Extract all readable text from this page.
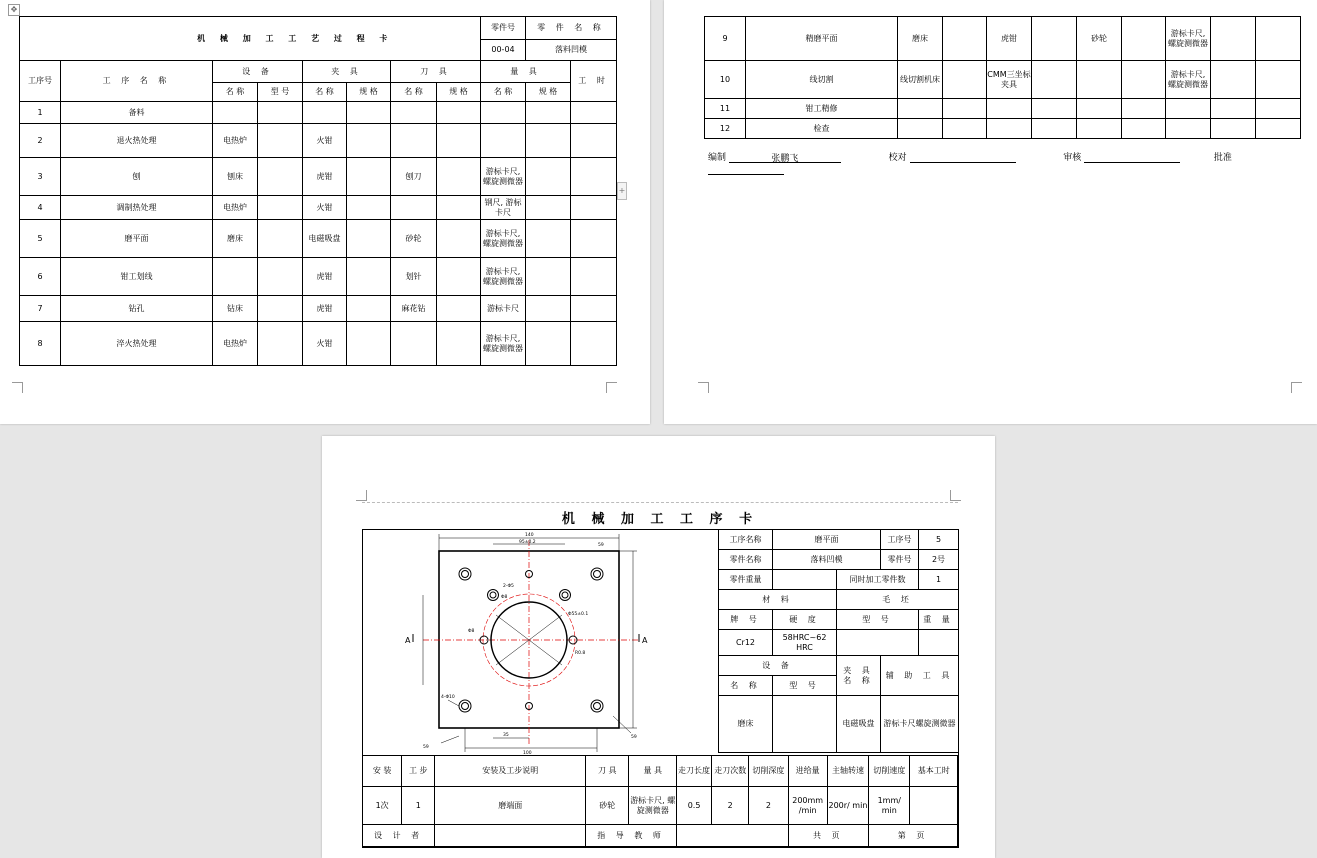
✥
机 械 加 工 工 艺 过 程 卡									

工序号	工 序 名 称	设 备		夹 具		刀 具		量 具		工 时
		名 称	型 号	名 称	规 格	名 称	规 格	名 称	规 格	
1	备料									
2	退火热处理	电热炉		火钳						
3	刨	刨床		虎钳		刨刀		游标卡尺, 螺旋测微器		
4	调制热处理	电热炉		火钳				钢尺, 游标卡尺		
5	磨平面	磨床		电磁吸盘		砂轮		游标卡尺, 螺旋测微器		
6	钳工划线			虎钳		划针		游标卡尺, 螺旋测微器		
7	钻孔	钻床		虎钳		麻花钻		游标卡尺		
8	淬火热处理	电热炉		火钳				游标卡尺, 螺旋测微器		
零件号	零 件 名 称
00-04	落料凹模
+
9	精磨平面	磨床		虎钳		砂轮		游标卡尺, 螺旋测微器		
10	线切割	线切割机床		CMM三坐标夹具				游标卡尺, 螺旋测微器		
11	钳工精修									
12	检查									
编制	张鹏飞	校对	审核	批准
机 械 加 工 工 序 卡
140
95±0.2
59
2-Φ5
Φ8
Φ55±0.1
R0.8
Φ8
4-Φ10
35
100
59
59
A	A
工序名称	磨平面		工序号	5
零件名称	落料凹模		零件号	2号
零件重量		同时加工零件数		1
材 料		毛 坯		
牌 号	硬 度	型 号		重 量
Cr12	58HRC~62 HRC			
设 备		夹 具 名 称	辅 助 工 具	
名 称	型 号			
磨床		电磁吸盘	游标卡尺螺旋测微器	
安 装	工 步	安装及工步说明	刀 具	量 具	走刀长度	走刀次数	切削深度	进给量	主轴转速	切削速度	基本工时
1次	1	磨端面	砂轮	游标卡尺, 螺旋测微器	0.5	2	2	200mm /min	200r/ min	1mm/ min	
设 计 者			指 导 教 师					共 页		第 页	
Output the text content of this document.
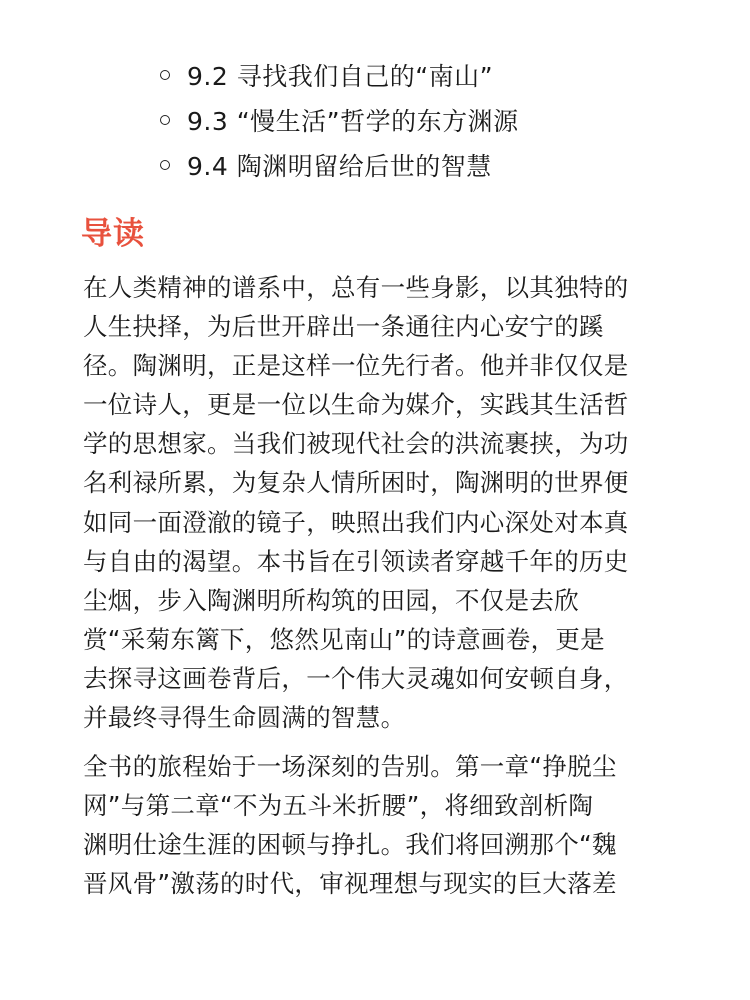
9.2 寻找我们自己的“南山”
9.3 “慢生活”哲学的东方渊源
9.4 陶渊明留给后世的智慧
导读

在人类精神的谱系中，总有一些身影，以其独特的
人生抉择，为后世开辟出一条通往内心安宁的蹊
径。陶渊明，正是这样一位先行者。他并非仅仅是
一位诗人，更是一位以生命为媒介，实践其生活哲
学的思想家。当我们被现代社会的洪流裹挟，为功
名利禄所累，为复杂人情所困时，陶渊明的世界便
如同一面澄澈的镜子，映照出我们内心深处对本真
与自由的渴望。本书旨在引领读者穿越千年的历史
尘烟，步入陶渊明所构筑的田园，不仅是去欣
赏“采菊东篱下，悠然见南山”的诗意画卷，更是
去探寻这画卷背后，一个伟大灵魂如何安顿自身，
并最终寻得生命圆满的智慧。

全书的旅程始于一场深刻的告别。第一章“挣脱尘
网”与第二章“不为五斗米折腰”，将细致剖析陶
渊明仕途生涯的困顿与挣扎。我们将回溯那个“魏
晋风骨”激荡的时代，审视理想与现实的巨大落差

========

_Given exercise_
Gather all the lines that include the word "电磁吸盘" and copy them out.

_Solution to this task_
5	磨平面	磨床		电磁吸盘		砂轮		游标卡尺, 螺旋测微器		
磨床		电磁吸盘	游标卡尺螺旋测微器	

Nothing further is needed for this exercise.